Records provided:
━━━━━━━━

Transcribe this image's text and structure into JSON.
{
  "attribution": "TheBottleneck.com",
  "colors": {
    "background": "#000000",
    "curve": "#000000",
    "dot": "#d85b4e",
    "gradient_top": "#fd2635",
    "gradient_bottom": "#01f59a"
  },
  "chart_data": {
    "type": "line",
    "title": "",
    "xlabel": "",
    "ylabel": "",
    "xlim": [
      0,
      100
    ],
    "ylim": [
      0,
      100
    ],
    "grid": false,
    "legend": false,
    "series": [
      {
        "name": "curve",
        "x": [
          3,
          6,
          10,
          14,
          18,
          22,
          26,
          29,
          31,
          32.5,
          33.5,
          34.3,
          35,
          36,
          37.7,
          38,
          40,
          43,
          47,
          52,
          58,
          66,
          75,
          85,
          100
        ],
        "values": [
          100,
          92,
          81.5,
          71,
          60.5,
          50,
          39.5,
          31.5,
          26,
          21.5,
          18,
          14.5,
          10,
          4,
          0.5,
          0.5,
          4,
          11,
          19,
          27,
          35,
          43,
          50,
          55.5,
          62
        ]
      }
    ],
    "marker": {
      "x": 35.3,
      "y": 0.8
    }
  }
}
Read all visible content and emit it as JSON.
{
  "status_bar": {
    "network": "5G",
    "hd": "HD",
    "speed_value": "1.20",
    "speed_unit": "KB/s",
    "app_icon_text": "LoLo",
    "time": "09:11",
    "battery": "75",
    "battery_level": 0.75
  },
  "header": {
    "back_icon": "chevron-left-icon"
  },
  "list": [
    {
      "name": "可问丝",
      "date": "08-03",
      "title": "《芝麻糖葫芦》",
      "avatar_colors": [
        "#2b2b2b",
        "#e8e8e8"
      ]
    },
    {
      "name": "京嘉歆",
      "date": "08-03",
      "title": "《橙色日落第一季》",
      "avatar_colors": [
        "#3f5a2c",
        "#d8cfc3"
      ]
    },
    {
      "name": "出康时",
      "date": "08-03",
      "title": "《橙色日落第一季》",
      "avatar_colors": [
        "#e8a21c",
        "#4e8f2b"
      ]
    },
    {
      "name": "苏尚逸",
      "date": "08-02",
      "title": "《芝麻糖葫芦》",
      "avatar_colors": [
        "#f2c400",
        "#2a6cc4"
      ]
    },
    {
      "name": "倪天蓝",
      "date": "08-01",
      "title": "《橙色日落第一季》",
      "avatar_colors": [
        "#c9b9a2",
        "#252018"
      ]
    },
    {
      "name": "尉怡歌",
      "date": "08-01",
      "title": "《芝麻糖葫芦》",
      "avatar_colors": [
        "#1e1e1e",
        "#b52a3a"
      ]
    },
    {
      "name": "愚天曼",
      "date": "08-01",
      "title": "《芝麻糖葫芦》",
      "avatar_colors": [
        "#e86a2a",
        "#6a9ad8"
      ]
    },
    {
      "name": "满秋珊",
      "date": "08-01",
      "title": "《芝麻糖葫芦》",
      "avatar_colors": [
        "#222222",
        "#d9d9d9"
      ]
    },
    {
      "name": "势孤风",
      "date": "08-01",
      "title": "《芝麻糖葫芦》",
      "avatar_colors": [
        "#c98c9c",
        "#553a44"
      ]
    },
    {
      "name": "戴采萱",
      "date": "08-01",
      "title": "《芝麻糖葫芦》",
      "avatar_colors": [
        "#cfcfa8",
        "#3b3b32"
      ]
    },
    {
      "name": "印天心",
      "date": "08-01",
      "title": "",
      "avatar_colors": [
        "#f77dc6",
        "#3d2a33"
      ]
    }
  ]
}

━━━━━━━━

The task: Reproduce the records word for word.

Response:
Transcribe this image's text and structure into JSON.
{
  "attribution": "TheBottleneck.com",
  "colors": {
    "background": "#000000",
    "curve": "#000000",
    "dot": "#d85b4e",
    "gradient_top": "#fd2635",
    "gradient_bottom": "#01f59a"
  },
  "chart_data": {
    "type": "line",
    "title": "",
    "xlabel": "",
    "ylabel": "",
    "xlim": [
      0,
      100
    ],
    "ylim": [
      0,
      100
    ],
    "grid": false,
    "legend": false,
    "series": [
      {
        "name": "curve",
        "x": [
          3,
          6,
          10,
          14,
          18,
          22,
          26,
          29,
          31,
          32.5,
          33.5,
          34.3,
          35,
          36,
          37.7,
          38,
          40,
          43,
          47,
          52,
          58,
          66,
          75,
          85,
          100
        ],
        "values": [
          100,
          92,
          81.5,
          71,
          60.5,
          50,
          39.5,
          31.5,
          26,
          21.5,
          18,
          14.5,
          10,
          4,
          0.5,
          0.5,
          4,
          11,
          19,
          27,
          35,
          43,
          50,
          55.5,
          62
        ]
      }
    ],
    "marker": {
      "x": 35.3,
      "y": 0.8
    }
  }
}
Read all visible content and emit it as JSON.
{
  "status_bar": {
    "network": "5G",
    "hd": "HD",
    "speed_value": "1.20",
    "speed_unit": "KB/s",
    "app_icon_text": "LoLo",
    "time": "09:11",
    "battery": "75",
    "battery_level": 0.75
  },
  "header": {
    "back_icon": "chevron-left-icon"
  },
  "list": [
    {
      "name": "可问丝",
      "date": "08-03",
      "title": "《芝麻糖葫芦》",
      "avatar_colors": [
        "#2b2b2b",
        "#e8e8e8"
      ]
    },
    {
      "name": "京嘉歆",
      "date": "08-03",
      "title": "《橙色日落第一季》",
      "avatar_colors": [
        "#3f5a2c",
        "#d8cfc3"
      ]
    },
    {
      "name": "出康时",
      "date": "08-03",
      "title": "《橙色日落第一季》",
      "avatar_colors": [
        "#e8a21c",
        "#4e8f2b"
      ]
    },
    {
      "name": "苏尚逸",
      "date": "08-02",
      "title": "《芝麻糖葫芦》",
      "avatar_colors": [
        "#f2c400",
        "#2a6cc4"
      ]
    },
    {
      "name": "倪天蓝",
      "date": "08-01",
      "title": "《橙色日落第一季》",
      "avatar_colors": [
        "#c9b9a2",
        "#252018"
      ]
    },
    {
      "name": "尉怡歌",
      "date": "08-01",
      "title": "《芝麻糖葫芦》",
      "avatar_colors": [
        "#1e1e1e",
        "#b52a3a"
      ]
    },
    {
      "name": "愚天曼",
      "date": "08-01",
      "title": "《芝麻糖葫芦》",
      "avatar_colors": [
        "#e86a2a",
        "#6a9ad8"
      ]
    },
    {
      "name": "满秋珊",
      "date": "08-01",
      "title": "《芝麻糖葫芦》",
      "avatar_colors": [
        "#222222",
        "#d9d9d9"
      ]
    },
    {
      "name": "势孤风",
      "date": "08-01",
      "title": "《芝麻糖葫芦》",
      "avatar_colors": [
        "#c98c9c",
        "#553a44"
      ]
    },
    {
      "name": "戴采萱",
      "date": "08-01",
      "title": "《芝麻糖葫芦》",
      "avatar_colors": [
        "#cfcfa8",
        "#3b3b32"
      ]
    },
    {
      "name": "印天心",
      "date": "08-01",
      "title": "",
      "avatar_colors": [
        "#f77dc6",
        "#3d2a33"
      ]
    }
  ]
}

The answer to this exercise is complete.